┏━━

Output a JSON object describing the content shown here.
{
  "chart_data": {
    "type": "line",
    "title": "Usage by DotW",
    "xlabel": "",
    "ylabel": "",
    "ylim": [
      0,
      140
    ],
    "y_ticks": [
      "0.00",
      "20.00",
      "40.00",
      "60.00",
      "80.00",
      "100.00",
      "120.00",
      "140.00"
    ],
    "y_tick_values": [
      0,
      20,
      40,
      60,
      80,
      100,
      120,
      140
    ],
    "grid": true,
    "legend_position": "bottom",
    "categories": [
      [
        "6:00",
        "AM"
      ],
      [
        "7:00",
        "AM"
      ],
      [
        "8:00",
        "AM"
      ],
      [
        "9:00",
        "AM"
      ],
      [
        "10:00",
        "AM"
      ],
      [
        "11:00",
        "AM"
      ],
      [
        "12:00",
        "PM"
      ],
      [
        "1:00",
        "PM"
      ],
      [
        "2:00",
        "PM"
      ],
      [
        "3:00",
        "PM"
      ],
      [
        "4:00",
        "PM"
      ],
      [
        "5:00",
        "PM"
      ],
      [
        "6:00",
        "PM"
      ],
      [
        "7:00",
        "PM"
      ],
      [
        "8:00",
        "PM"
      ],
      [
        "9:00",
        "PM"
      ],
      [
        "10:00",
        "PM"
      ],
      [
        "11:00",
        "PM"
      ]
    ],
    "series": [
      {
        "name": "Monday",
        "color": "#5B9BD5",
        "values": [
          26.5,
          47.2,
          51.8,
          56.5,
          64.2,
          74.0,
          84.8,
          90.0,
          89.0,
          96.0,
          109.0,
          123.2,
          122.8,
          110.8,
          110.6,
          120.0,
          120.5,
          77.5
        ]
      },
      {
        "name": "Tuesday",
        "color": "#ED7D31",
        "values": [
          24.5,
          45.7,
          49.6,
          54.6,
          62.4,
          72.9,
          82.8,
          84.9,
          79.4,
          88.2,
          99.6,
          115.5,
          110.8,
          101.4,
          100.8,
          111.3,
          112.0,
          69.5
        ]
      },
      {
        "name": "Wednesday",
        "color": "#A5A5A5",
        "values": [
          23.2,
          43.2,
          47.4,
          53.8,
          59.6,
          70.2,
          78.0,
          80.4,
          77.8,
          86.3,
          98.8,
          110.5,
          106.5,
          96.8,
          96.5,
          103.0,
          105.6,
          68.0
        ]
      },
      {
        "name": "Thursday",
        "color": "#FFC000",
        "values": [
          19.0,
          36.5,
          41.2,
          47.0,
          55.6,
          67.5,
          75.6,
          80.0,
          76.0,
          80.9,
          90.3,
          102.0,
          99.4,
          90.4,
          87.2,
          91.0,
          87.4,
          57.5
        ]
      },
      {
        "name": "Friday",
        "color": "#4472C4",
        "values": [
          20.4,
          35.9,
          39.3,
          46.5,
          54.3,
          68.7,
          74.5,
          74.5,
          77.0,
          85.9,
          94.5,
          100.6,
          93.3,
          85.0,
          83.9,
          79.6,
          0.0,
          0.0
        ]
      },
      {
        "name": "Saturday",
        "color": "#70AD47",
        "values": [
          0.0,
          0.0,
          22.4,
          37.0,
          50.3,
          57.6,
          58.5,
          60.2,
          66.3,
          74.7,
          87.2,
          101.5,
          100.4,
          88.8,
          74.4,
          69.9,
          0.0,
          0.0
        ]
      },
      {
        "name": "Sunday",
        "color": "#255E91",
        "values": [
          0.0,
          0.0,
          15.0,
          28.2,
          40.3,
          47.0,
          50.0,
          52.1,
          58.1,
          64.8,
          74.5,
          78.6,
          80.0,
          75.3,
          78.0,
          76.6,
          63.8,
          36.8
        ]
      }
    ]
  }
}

┗━━

### YOUR TASK
Return all lines containing "name".

### RESPONSE TO THE EXERCISE
        "name": "Monday",
        "name": "Tuesday",
        "name": "Wednesday",
        "name": "Thursday",
        "name": "Friday",
        "name": "Saturday",
        "name": "Sunday",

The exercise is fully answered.